:: Texte cité ::
○ ○ ○ ○
Ardeurs et pudeurs de la critique

Sujet récurrent sur ce blog : la critique (cf. Le difficile art de la critique, L’art de la critique, etc.).

J’en reparle à propos de deux articles récents : la chronique d’Alain Lompech (Le coup de gueule de Tonton Piano !) dans le Classica de juin, et un billet de Philippe Cassard dans L’Obs du 2 juin dernier.

L’aveu d’Alain

Alain Lompech relate La Tribune des critiques de disques de France Musique à laquelle il a participé, à propos de la 3ème sonate pour piano de Brahms (lire : Ils aiment Brahms) : « J’adore quand elle (La Tribune) m’inflige des leçons de modestie, comme lors de cette émission d’avril…où j’ai éliminé deux de mes versions préférées. Je n’ai même pas eu de mots assez durs en réserve pour parler de celle de Jonathan Fournel que j’avais pourtant placée très haut quand elle est sortie et n’ai pas été accroché par celle d’Alexandre Kantorow« . Lompech raconte s’être refait La Tribune chez lui et en déduit : « Fournel comme Kantorow dont les interprétations exigent des écoutes au long cours pour être comprises… Voici ce qui explique aussi pourquoi Claudio Arrau ou Alfred Brendel se sortent souvent assez mal des confrontations d’extraits ».
○ ○ ○ ○
:: Données fournies ::
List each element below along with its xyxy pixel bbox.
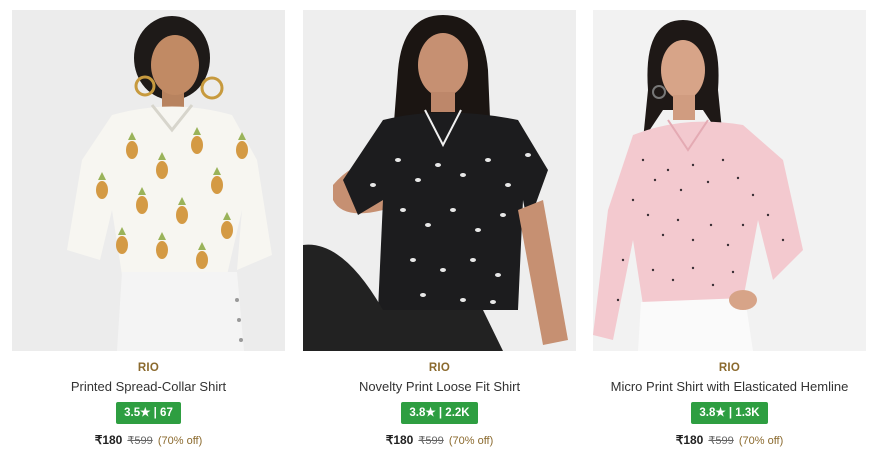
○ ○ ○ ○
:: À faire ::
1 – Citez le passage du billet sur la critique qui commence par « Sujet récurrent sur » et se termine par « 2 juin dernier. ».
2 – Dans le billet sur la critique, à propos de quelle œuvre portait l'émission de La Tribune des critiques de disques évoquée par Alain Lompech ?
3 – Poursuivez le billet sur la critique à partir de sa dernière phrase.

:: Réponses détaillées ::
1 –
Sujet récurrent sur ce blog : la critique (cf. Le difficile art de la critique, L’art de la critique, etc.).

J’en reparle à propos de deux articles récents : la chronique d’Alain Lompech (Le coup de gueule de Tonton Piano !) dans le Classica de juin, et un billet de Philippe Cassard dans L’Obs du 2 juin dernier.

2 – La 3e sonate pour piano de Brahms.

3 –
Ayant été, de sa fondation fin 1987 à 1993, l’un des trois « permanents » de l’équivalent suisse de La Tribune, la défunte émission « Disques en Lice » (lire Une naissance) alors animée par François Hudry, j’aurais bien des exemples à donner à l’appui des dires d’Alain Lompech. Il faut rappeler que ces émissions fonctionnent avec des écoutes « à l’aveugle » ! Ainsi dans Disques en Lice, Clara Haskil, lorsqu’elle était.. en lice, ne franchissait, elle non plus, jamais le cap de la première écoute. Et des versions multi-référencées de parfois s’incliner devant des inconnus (comme pour Rhapsody in Blue la victoire haut la main de Siegfried Stöckigt, Kurt Masur et le Gewandhaus de Leipzig !!)

La critique impossible ?

Philippe Cassard a eu le courage, selon certains, le malheur selon d’autres, de publier ce billet dans L’Obs de la semaine dernière :

Que n’a-t-on lu, depuis, sur Facebook essentiellement, de « commentaires » sur cette prise de position émanant d’un pianiste et producteur de radio (éternel débat : peut-on être juge et partie ?).

Moi-même j’avais écrit à propos de ce coffret consacré à la pianiste française Cécile Ousset, retirée depuis bien des années : « Je suis pour le moins perplexe, après avoir écouté les enregistrements que je ne connaissais pas (Debussy, Chopin, Rachmaninov). Du piano solide, au fond du clavier, mais qui me semble bien court d’inspiration et de feu« .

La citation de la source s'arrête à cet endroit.